Aufgabenstellung: Fasse den Absatz des Interviewauszugs, der mit „Genau. Ja, also“ beginnt, als kurze Stichpunktliste mit seinen wichtigsten Fakten zusammen.

Quelldokument:
-=-=-=-=-

UG: Das wäre dann ein ähnlicher fachlicher und persönlicher Werdegang wie meiner. Wie hat die spezielle Beziehung zu Tunesien angefangen? Da bist du ja gerade in diesem Jahr für uns dort sehr engagiert.
NT: Genau. Ja, also, ich bin schon während dem Studium nach Tunesien gegangen und habe dort in Tunis an der Bourguiba School von der Universität Zürich aus einen Arabisch-Sprachaufenthalt absolviert und mich in dieser Zeit dann völlig in Land und Leute verliebt. In den folgenden Jahren bin ich dann die ganze Zeit hin und her gependelt und habe in Tunesien gewohnt.

-=-=-=-=-

Einträge zu beschrifteten Bereichen:
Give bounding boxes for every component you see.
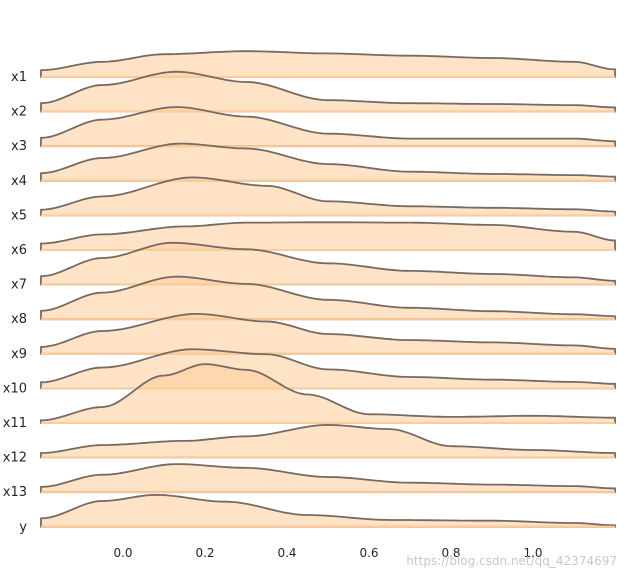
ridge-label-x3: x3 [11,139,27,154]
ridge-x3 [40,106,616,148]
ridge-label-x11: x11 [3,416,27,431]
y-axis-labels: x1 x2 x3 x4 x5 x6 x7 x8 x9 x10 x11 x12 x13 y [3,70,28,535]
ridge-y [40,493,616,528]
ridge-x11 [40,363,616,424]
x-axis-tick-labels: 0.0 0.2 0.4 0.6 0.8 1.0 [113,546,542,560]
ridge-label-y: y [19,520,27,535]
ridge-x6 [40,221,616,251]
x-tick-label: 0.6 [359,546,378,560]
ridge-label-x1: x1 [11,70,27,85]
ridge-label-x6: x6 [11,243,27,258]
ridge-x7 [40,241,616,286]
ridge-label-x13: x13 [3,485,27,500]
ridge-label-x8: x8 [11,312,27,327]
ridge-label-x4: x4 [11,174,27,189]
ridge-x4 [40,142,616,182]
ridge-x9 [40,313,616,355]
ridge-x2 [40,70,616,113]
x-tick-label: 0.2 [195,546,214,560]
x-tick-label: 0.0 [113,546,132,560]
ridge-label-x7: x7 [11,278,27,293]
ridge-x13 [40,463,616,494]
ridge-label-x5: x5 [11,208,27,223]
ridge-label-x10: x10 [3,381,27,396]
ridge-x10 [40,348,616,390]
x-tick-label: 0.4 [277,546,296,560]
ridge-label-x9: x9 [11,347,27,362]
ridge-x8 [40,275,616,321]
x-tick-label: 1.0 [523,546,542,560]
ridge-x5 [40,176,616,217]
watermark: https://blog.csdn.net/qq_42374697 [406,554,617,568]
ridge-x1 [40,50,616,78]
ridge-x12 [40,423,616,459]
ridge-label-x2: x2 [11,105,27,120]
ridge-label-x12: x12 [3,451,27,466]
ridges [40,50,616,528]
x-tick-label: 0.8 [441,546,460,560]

-=-=-=-=-

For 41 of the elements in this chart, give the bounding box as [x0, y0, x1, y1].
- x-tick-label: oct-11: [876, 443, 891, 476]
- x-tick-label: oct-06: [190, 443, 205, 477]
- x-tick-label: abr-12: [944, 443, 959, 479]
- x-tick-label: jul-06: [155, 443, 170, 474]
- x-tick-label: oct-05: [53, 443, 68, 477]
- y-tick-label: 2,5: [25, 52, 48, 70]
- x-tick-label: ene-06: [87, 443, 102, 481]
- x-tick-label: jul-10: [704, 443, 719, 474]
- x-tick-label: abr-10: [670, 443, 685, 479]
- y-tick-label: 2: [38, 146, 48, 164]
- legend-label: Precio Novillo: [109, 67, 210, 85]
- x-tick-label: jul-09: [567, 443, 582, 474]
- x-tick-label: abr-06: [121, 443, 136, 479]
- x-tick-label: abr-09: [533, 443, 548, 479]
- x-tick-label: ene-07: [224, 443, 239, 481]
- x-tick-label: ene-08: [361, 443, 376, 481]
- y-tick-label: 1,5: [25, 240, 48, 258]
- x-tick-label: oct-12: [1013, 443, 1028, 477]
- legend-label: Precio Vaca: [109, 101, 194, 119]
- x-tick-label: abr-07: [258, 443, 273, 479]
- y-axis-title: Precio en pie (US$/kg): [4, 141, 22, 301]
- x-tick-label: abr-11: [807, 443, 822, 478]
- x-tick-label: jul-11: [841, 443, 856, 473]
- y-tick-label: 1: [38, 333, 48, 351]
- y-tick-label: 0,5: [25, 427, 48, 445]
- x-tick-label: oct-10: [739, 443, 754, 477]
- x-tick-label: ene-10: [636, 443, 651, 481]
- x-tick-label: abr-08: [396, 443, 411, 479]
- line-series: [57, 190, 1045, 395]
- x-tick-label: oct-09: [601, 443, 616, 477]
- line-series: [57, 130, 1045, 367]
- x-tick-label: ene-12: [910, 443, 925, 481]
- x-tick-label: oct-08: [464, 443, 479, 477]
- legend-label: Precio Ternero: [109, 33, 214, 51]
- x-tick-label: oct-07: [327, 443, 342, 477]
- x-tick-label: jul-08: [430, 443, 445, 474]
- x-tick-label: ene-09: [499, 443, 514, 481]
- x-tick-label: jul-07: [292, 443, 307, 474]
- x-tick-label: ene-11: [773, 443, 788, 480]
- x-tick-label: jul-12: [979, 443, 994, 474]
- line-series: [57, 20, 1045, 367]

-=-=-=-=-

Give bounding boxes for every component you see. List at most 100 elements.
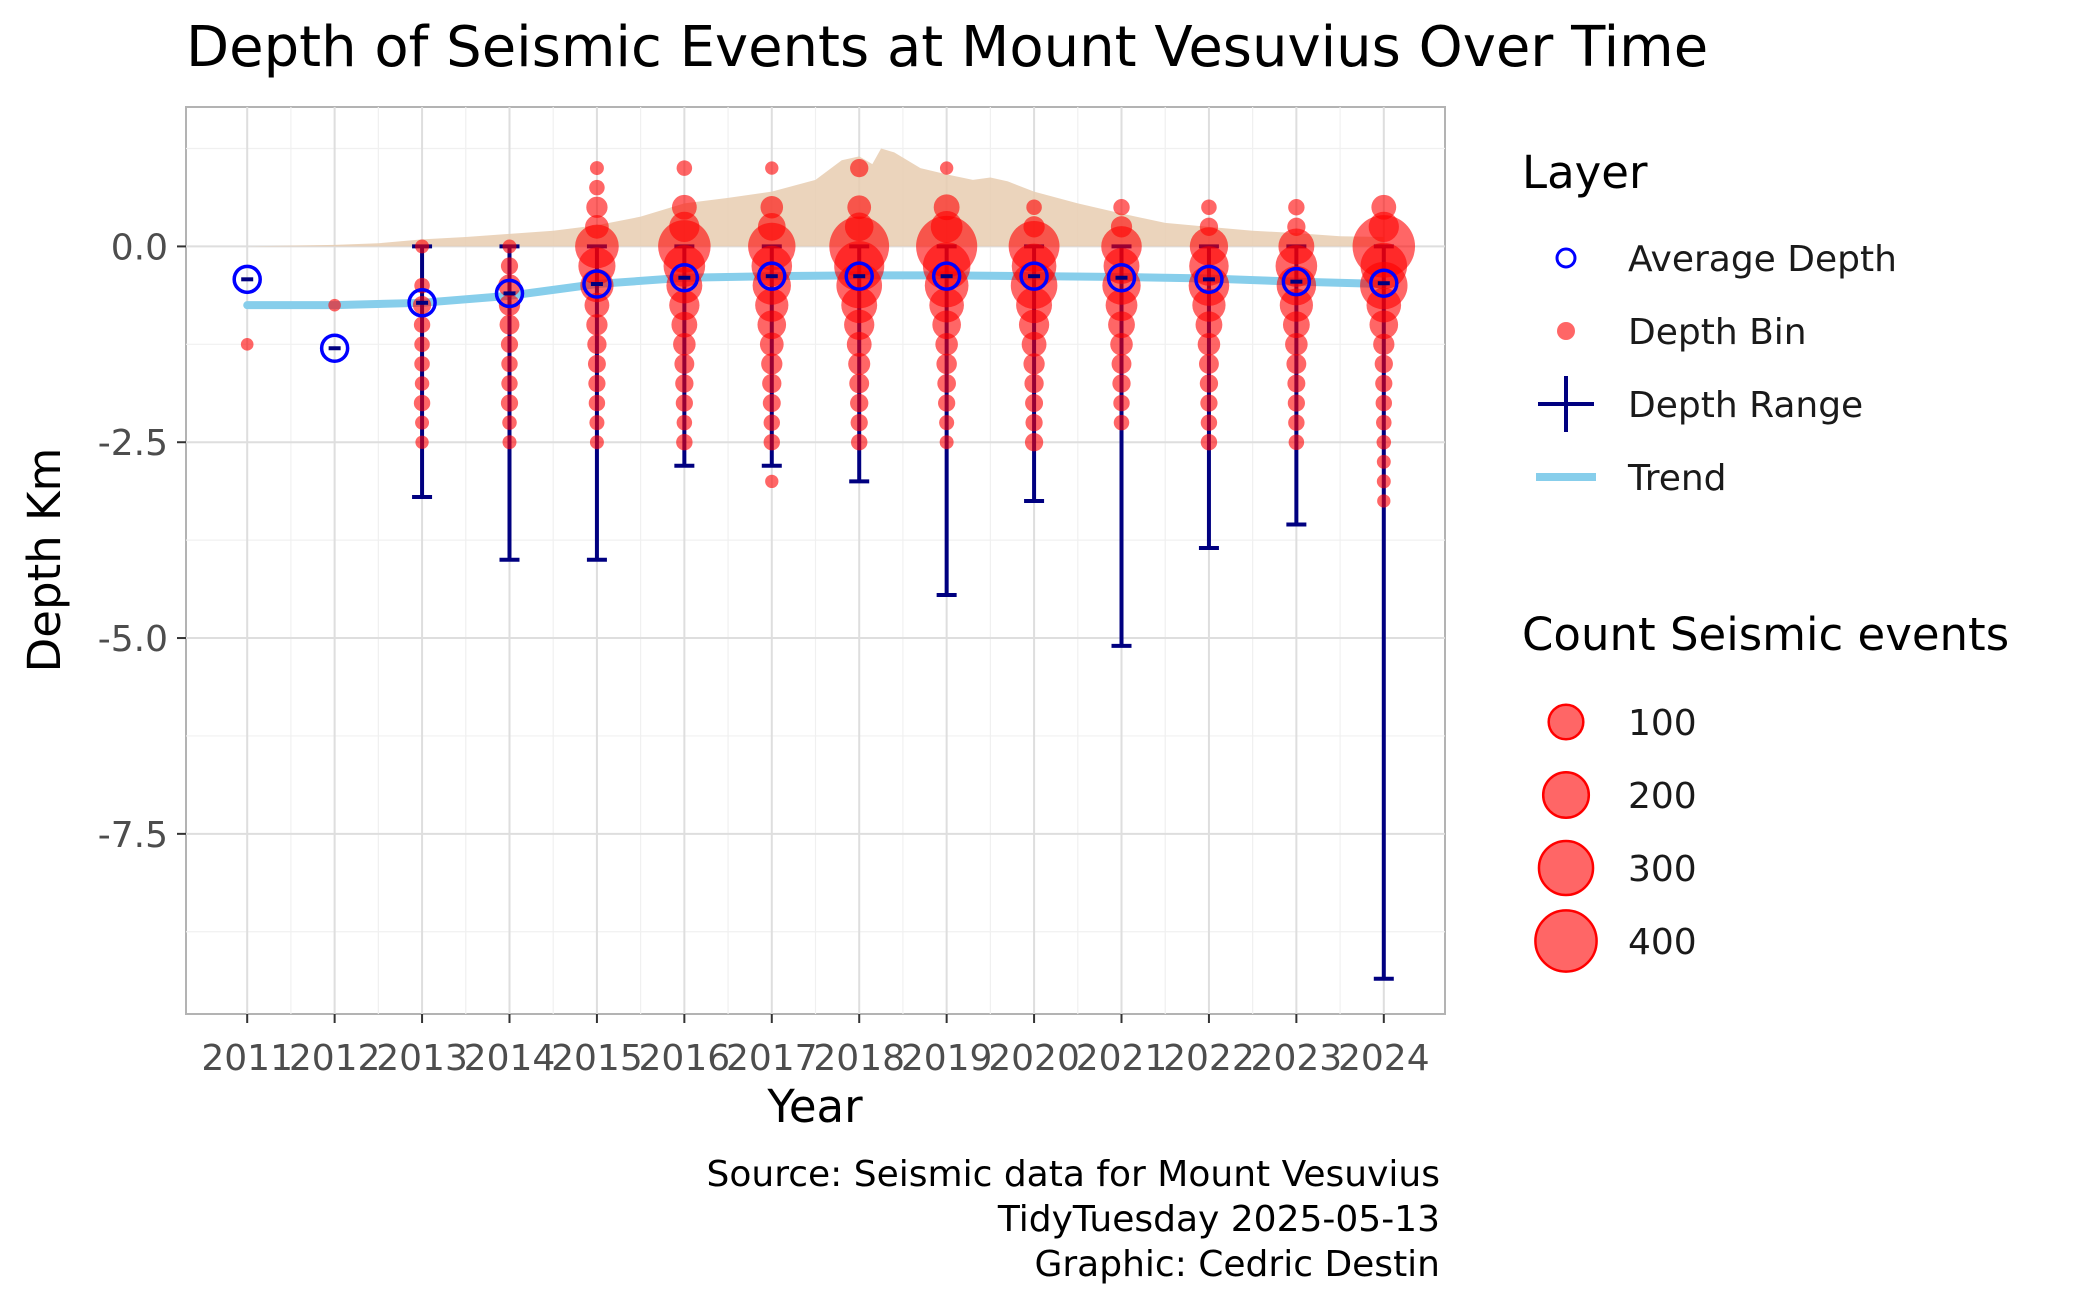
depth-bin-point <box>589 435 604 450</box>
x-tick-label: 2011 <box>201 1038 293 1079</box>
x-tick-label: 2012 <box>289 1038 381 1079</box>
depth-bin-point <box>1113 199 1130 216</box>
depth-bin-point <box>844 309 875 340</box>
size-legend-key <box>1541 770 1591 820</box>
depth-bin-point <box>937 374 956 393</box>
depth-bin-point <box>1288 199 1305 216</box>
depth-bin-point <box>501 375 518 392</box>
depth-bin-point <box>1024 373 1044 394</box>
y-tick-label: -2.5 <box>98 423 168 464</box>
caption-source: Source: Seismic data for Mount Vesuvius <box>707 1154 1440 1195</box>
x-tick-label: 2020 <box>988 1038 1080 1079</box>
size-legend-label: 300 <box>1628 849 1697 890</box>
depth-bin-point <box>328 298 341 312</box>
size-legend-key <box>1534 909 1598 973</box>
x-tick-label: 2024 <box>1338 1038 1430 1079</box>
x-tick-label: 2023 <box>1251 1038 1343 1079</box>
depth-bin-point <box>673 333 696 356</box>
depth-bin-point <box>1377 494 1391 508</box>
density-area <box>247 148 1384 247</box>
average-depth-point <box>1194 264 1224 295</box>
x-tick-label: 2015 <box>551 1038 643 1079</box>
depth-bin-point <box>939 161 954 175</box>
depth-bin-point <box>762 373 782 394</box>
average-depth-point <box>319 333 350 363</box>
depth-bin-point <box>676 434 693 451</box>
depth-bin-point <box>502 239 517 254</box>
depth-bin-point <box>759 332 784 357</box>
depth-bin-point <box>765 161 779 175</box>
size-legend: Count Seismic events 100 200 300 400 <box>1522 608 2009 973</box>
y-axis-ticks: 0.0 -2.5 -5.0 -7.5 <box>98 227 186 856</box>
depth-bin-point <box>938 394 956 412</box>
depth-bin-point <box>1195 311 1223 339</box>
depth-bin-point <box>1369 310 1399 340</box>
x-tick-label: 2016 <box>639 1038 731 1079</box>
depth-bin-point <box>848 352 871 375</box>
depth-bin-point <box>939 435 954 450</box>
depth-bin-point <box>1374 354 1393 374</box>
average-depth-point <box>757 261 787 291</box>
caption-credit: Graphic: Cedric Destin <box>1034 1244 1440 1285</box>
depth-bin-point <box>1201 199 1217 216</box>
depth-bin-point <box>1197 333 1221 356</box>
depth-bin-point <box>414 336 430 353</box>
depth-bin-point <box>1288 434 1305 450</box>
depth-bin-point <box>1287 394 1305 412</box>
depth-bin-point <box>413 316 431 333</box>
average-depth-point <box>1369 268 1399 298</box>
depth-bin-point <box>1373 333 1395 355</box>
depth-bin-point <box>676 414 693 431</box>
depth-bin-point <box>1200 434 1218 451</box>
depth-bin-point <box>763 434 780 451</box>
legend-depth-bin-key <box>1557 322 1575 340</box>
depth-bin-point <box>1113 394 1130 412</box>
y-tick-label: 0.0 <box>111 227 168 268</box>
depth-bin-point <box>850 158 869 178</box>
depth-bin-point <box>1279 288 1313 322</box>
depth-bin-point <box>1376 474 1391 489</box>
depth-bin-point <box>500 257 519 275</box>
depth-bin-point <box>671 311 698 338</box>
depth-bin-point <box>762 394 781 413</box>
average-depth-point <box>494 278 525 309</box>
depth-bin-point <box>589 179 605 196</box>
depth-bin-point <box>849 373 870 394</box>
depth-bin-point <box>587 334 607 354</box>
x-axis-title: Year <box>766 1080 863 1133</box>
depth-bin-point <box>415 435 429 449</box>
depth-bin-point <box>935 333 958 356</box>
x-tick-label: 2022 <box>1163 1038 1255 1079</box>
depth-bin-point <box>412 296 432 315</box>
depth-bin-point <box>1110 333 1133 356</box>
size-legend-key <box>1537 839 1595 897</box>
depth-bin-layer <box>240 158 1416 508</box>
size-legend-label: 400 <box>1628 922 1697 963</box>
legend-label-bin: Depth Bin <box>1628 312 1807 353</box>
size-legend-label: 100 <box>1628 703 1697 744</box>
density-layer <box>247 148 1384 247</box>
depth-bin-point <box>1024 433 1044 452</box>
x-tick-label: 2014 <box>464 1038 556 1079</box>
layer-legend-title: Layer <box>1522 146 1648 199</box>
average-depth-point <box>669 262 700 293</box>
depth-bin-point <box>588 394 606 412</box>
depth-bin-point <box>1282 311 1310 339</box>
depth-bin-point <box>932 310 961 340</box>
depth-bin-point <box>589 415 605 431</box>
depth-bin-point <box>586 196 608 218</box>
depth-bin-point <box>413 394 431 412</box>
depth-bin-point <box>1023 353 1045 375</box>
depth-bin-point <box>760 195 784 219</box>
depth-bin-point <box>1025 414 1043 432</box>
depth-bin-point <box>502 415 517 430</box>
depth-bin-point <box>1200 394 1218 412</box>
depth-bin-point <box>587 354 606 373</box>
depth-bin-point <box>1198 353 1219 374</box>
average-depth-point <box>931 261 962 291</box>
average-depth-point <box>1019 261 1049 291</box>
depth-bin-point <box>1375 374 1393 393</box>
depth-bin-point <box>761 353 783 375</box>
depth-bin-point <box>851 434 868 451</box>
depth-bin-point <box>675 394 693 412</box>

-=-=-=-=-

Vollständige Ausgabe:
- Schon während des Studiums nach Tunesien gegangen
- Arabisch-Sprachaufenthalt an der Bourguiba School in Tunis, von der Universität Zürich aus
- In dieser Zeit in Land und Leute verliebt
- In den folgenden Jahren ständig hin und her gependelt und in Tunesien gewohnt